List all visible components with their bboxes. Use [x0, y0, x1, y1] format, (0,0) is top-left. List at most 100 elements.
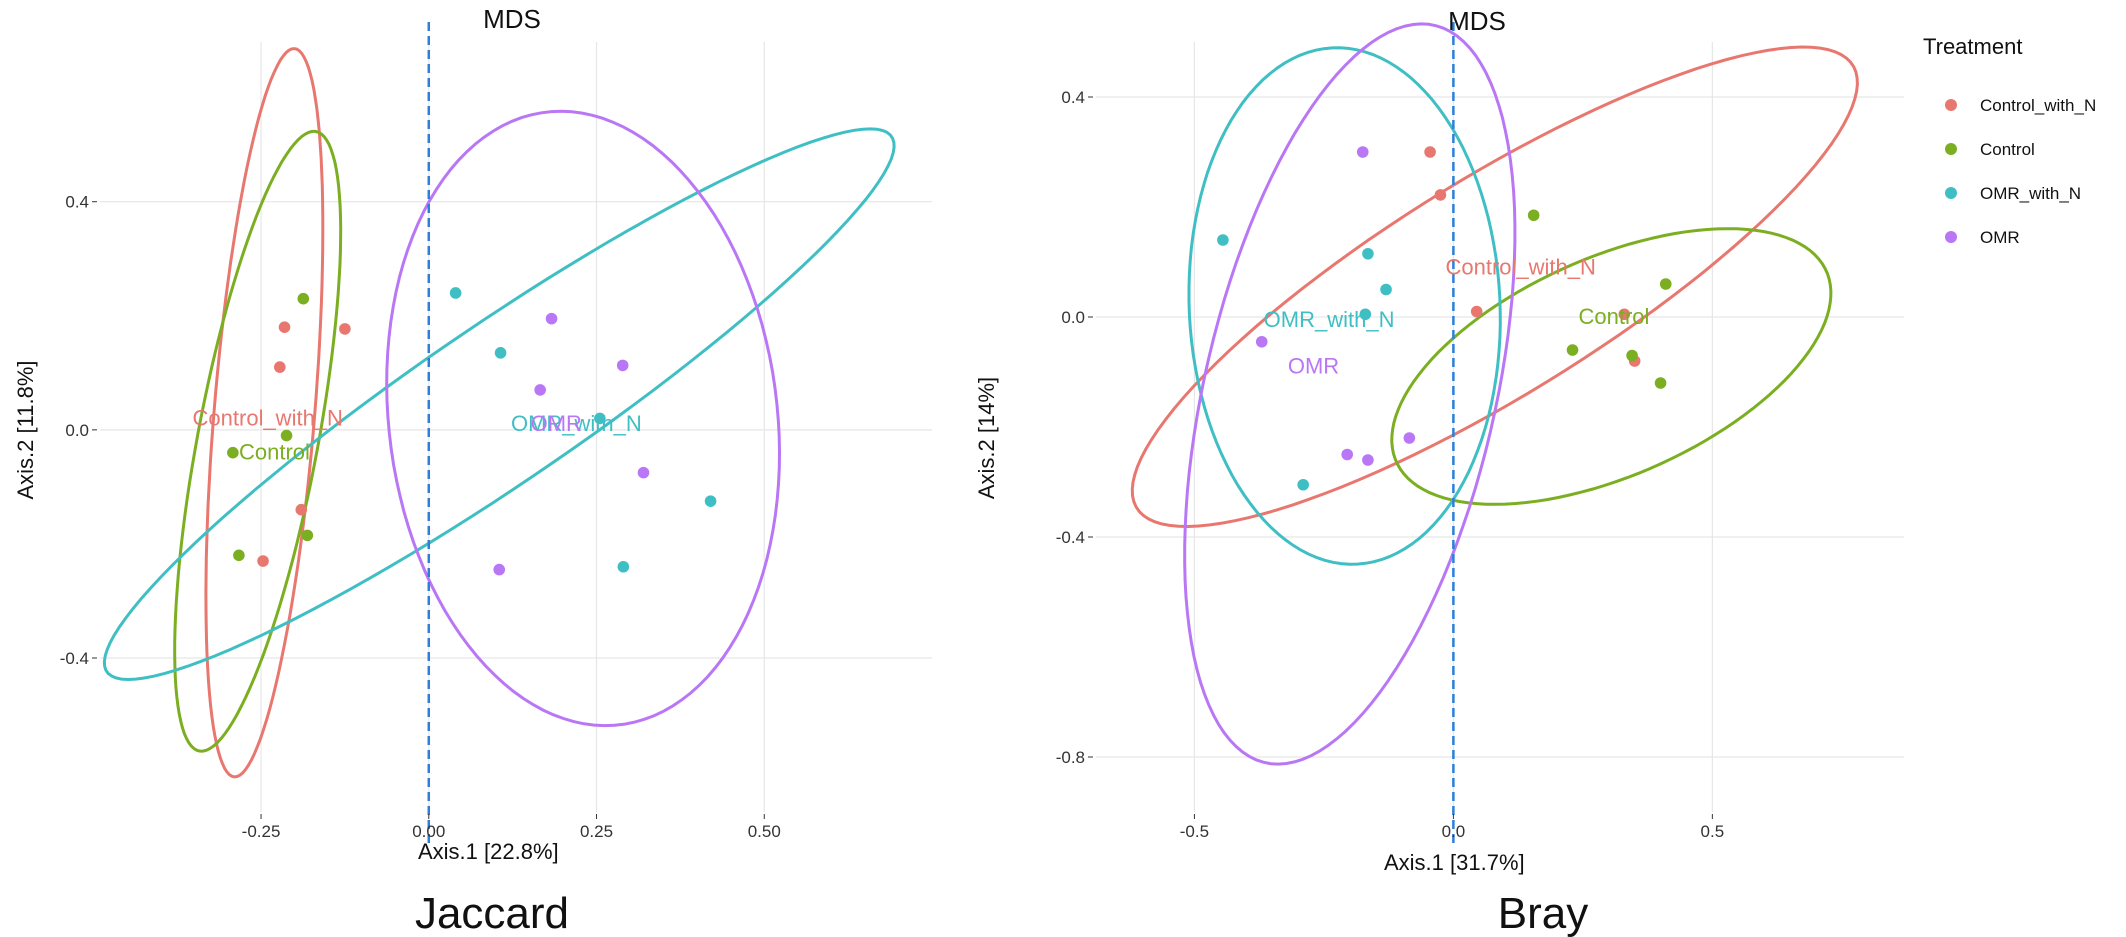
jaccard-point-3-4: [493, 563, 506, 576]
bray-group-label-1: Control: [1578, 304, 1649, 329]
bray-y-tick-label-1: -0.4: [1056, 528, 1085, 547]
jaccard-point-1-1: [280, 429, 293, 442]
bray-y-axis-label: Axis.2 [14%]: [974, 377, 999, 499]
bray-x-tick-label-1: 0.0: [1442, 822, 1466, 841]
jaccard-point-0-1: [274, 361, 286, 373]
bray-point-2-3: [1359, 308, 1372, 321]
jaccard-group-label-0: Control_with_N: [193, 405, 343, 430]
bray-point-2-2: [1380, 283, 1392, 296]
jaccard-ellipse-0: [204, 47, 325, 779]
jaccard-point-2-0: [449, 287, 462, 299]
bray-ellipse-1: [1390, 227, 1833, 506]
legend-label-3: OMR: [1980, 228, 2020, 247]
jaccard-point-1-4: [233, 549, 245, 562]
jaccard-x-tick-label-0: -0.25: [242, 822, 281, 841]
bray-panel: Control_with_N Control OMR_with_N OMR -0.5 0…: [974, 6, 1904, 937]
jaccard-group-label-1: Control: [239, 440, 310, 465]
jaccard-point-3-2: [534, 384, 546, 396]
jaccard-points: [227, 287, 717, 576]
legend-label-2: OMR_with_N: [1980, 184, 2081, 203]
bray-y-ticks: -0.8 -0.4 0.0 0.4: [1056, 88, 1093, 767]
bray-ellipse-0: [1130, 45, 1859, 529]
jaccard-point-0-2: [339, 323, 351, 335]
bray-point-3-4: [1403, 432, 1416, 444]
jaccard-caption: Jaccard: [415, 889, 569, 937]
legend-title: Treatment: [1923, 34, 2022, 59]
bray-x-tick-label-2: 0.5: [1701, 822, 1725, 841]
legend-items: Control_with_N Control OMR_with_N OMR: [1945, 96, 2096, 247]
jaccard-group-label-3: OMR: [531, 411, 582, 436]
bray-point-0-3: [1618, 308, 1631, 321]
jaccard-point-0-0: [278, 321, 291, 333]
bray-group-label-3: OMR: [1288, 354, 1339, 379]
bray-point-3-2: [1341, 448, 1354, 461]
bray-ellipse-2: [1187, 46, 1502, 566]
jaccard-point-3-1: [616, 359, 629, 372]
bray-point-2-0: [1217, 234, 1229, 246]
jaccard-y-ticks: -0.4 0.0 0.4: [60, 193, 97, 668]
jaccard-point-2-3: [704, 495, 717, 507]
legend-key-1: [1945, 143, 1957, 155]
legend-label-0: Control_with_N: [1980, 96, 2096, 115]
jaccard-x-tick-label-2: 0.25: [580, 822, 613, 841]
bray-point-0-0: [1424, 146, 1436, 158]
bray-y-tick-label-0: -0.8: [1056, 748, 1085, 767]
jaccard-group-label-2: OMR_with_N: [511, 411, 642, 436]
bray-y-tick-label-3: 0.4: [1061, 88, 1085, 107]
jaccard-ellipse-1: [173, 129, 343, 753]
bray-ellipse-3: [1183, 22, 1517, 766]
bray-grid: [1096, 42, 1904, 812]
jaccard-title: MDS: [483, 4, 541, 34]
bray-point-1-4: [1654, 377, 1667, 389]
jaccard-point-2-2: [594, 412, 606, 425]
bray-x-axis-label: Axis.1 [31.7%]: [1384, 850, 1525, 875]
jaccard-x-tick-label-3: 0.50: [748, 822, 781, 841]
legend-key-3: [1945, 231, 1957, 243]
bray-point-3-0: [1356, 146, 1369, 158]
bray-point-1-3: [1626, 349, 1638, 362]
bray-point-1-2: [1566, 344, 1579, 356]
jaccard-y-axis-label: Axis.2 [11.8%]: [13, 361, 38, 500]
jaccard-point-1-2: [227, 446, 239, 459]
bray-point-2-4: [1297, 478, 1309, 491]
jaccard-x-axis-label: Axis.1 [22.8%]: [418, 839, 559, 864]
jaccard-y-tick-label-0: -0.4: [60, 649, 89, 668]
jaccard-point-1-0: [297, 292, 310, 305]
legend-key-0: [1945, 99, 1957, 111]
bray-y-tick-label-2: 0.0: [1061, 308, 1085, 327]
bray-caption: Bray: [1498, 889, 1588, 937]
jaccard-point-1-3: [301, 529, 314, 542]
bray-point-0-2: [1470, 305, 1483, 318]
treatment-legend: Treatment Control_with_N Control OMR_with_…: [1923, 34, 2096, 247]
bray-point-1-0: [1527, 209, 1540, 222]
bray-group-labels: Control_with_N Control OMR_with_N OMR: [1264, 255, 1650, 379]
jaccard-x-tick-label-1: 0.00: [412, 822, 445, 841]
bray-point-2-1: [1362, 247, 1374, 260]
bray-point-0-1: [1434, 189, 1447, 201]
jaccard-ellipse-3: [385, 109, 782, 728]
bray-ellipses: [1130, 22, 1859, 766]
bray-x-ticks: -0.5 0.0 0.5: [1180, 814, 1724, 841]
jaccard-y-tick-label-2: 0.4: [65, 193, 89, 212]
bray-point-3-1: [1255, 335, 1268, 348]
jaccard-point-2-1: [494, 347, 507, 359]
bray-point-3-3: [1362, 454, 1374, 466]
jaccard-point-2-4: [617, 560, 630, 573]
jaccard-y-tick-label-1: 0.0: [65, 421, 89, 440]
bray-title: MDS: [1448, 6, 1506, 36]
bray-group-label-2: OMR_with_N: [1264, 307, 1395, 332]
bray-group-label-0: Control_with_N: [1446, 255, 1596, 280]
jaccard-point-0-4: [257, 555, 269, 567]
jaccard-ellipse-2: [102, 127, 896, 682]
bray-points: [1217, 146, 1672, 491]
bray-x-tick-label-0: -0.5: [1180, 822, 1209, 841]
legend-key-2: [1945, 187, 1957, 199]
jaccard-point-3-3: [637, 466, 650, 479]
bray-point-1-1: [1659, 278, 1672, 290]
jaccard-ellipses: [102, 47, 896, 779]
jaccard-point-3-0: [545, 312, 558, 325]
jaccard-x-ticks: -0.25 0.00 0.25 0.50: [242, 814, 781, 841]
legend-label-1: Control: [1980, 140, 2035, 159]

==============================

» **Set task**: Copy out every line of the records above verbatim, omitting the pictures.

» **Answer for the task**:
List all visible components with their bboxes. Use [x0, y0, x1, y1] format, (0,0) is top-left. List at most 100 elements.
jaccard-point-3-4: [493, 563, 506, 576]
bray-group-label-1: Control: [1578, 304, 1649, 329]
bray-y-tick-label-1: -0.4: [1056, 528, 1085, 547]
jaccard-point-1-1: [280, 429, 293, 442]
bray-y-axis-label: Axis.2 [14%]: [974, 377, 999, 499]
bray-x-tick-label-1: 0.0: [1442, 822, 1466, 841]
jaccard-point-0-1: [274, 361, 286, 373]
bray-point-2-3: [1359, 308, 1372, 321]
jaccard-group-label-0: Control_with_N: [193, 405, 343, 430]
bray-point-2-2: [1380, 283, 1392, 296]
jaccard-ellipse-0: [204, 47, 325, 779]
jaccard-point-2-0: [449, 287, 462, 299]
bray-ellipse-1: [1390, 227, 1833, 506]
legend-label-3: OMR: [1980, 228, 2020, 247]
jaccard-point-1-4: [233, 549, 245, 562]
jaccard-x-tick-label-0: -0.25: [242, 822, 281, 841]
bray-panel: Control_with_N Control OMR_with_N OMR -0.5 0…: [974, 6, 1904, 937]
jaccard-group-label-1: Control: [239, 440, 310, 465]
jaccard-point-3-2: [534, 384, 546, 396]
jaccard-points: [227, 287, 717, 576]
legend-label-2: OMR_with_N: [1980, 184, 2081, 203]
bray-y-ticks: -0.8 -0.4 0.0 0.4: [1056, 88, 1093, 767]
bray-ellipse-0: [1130, 45, 1859, 529]
jaccard-point-0-2: [339, 323, 351, 335]
bray-point-3-4: [1403, 432, 1416, 444]
jaccard-caption: Jaccard: [415, 889, 569, 937]
legend-title: Treatment: [1923, 34, 2022, 59]
bray-x-tick-label-2: 0.5: [1701, 822, 1725, 841]
legend-items: Control_with_N Control OMR_with_N OMR: [1945, 96, 2096, 247]
jaccard-group-label-3: OMR: [531, 411, 582, 436]
bray-point-0-3: [1618, 308, 1631, 321]
jaccard-point-0-0: [278, 321, 291, 333]
bray-group-label-3: OMR: [1288, 354, 1339, 379]
bray-point-3-2: [1341, 448, 1354, 461]
bray-ellipse-2: [1187, 46, 1502, 566]
jaccard-point-3-1: [616, 359, 629, 372]
bray-point-2-0: [1217, 234, 1229, 246]
jaccard-y-ticks: -0.4 0.0 0.4: [60, 193, 97, 668]
jaccard-point-2-3: [704, 495, 717, 507]
legend-key-1: [1945, 143, 1957, 155]
legend-label-0: Control_with_N: [1980, 96, 2096, 115]
jaccard-x-tick-label-2: 0.25: [580, 822, 613, 841]
bray-point-0-0: [1424, 146, 1436, 158]
bray-y-tick-label-0: -0.8: [1056, 748, 1085, 767]
jaccard-group-label-2: OMR_with_N: [511, 411, 642, 436]
bray-y-tick-label-3: 0.4: [1061, 88, 1085, 107]
jaccard-ellipse-1: [173, 129, 343, 753]
bray-ellipse-3: [1183, 22, 1517, 766]
bray-grid: [1096, 42, 1904, 812]
jaccard-title: MDS: [483, 4, 541, 34]
bray-point-1-4: [1654, 377, 1667, 389]
jaccard-point-2-2: [594, 412, 606, 425]
bray-x-axis-label: Axis.1 [31.7%]: [1384, 850, 1525, 875]
jaccard-x-tick-label-3: 0.50: [748, 822, 781, 841]
legend-key-3: [1945, 231, 1957, 243]
bray-point-3-0: [1356, 146, 1369, 158]
bray-point-1-3: [1626, 349, 1638, 362]
bray-point-1-2: [1566, 344, 1579, 356]
jaccard-y-axis-label: Axis.2 [11.8%]: [13, 361, 38, 500]
jaccard-point-1-2: [227, 446, 239, 459]
bray-point-2-4: [1297, 478, 1309, 491]
jaccard-x-axis-label: Axis.1 [22.8%]: [418, 839, 559, 864]
jaccard-y-tick-label-0: -0.4: [60, 649, 89, 668]
jaccard-point-1-0: [297, 292, 310, 305]
legend-key-0: [1945, 99, 1957, 111]
bray-y-tick-label-2: 0.0: [1061, 308, 1085, 327]
bray-caption: Bray: [1498, 889, 1588, 937]
jaccard-point-1-3: [301, 529, 314, 542]
bray-point-0-2: [1470, 305, 1483, 318]
treatment-legend: Treatment Control_with_N Control OMR_with_…: [1923, 34, 2096, 247]
bray-point-1-0: [1527, 209, 1540, 222]
bray-group-labels: Control_with_N Control OMR_with_N OMR: [1264, 255, 1650, 379]
jaccard-x-tick-label-1: 0.00: [412, 822, 445, 841]
bray-point-2-1: [1362, 247, 1374, 260]
bray-point-0-1: [1434, 189, 1447, 201]
jaccard-ellipse-3: [385, 109, 782, 728]
bray-ellipses: [1130, 22, 1859, 766]
bray-x-ticks: -0.5 0.0 0.5: [1180, 814, 1724, 841]
jaccard-y-tick-label-2: 0.4: [65, 193, 89, 212]
bray-point-3-1: [1255, 335, 1268, 348]
jaccard-point-2-1: [494, 347, 507, 359]
bray-point-3-3: [1362, 454, 1374, 466]
jaccard-point-2-4: [617, 560, 630, 573]
jaccard-y-tick-label-1: 0.0: [65, 421, 89, 440]
bray-title: MDS: [1448, 6, 1506, 36]
bray-group-label-2: OMR_with_N: [1264, 307, 1395, 332]
bray-group-label-0: Control_with_N: [1446, 255, 1596, 280]
jaccard-point-0-4: [257, 555, 269, 567]
jaccard-ellipse-2: [102, 127, 896, 682]
bray-points: [1217, 146, 1672, 491]
bray-x-tick-label-0: -0.5: [1180, 822, 1209, 841]
legend-key-2: [1945, 187, 1957, 199]
jaccard-point-3-3: [637, 466, 650, 479]
bray-point-1-1: [1659, 278, 1672, 290]
jaccard-ellipses: [102, 47, 896, 779]
jaccard-point-3-0: [545, 312, 558, 325]
jaccard-x-ticks: -0.25 0.00 0.25 0.50: [242, 814, 781, 841]
legend-label-1: Control: [1980, 140, 2035, 159]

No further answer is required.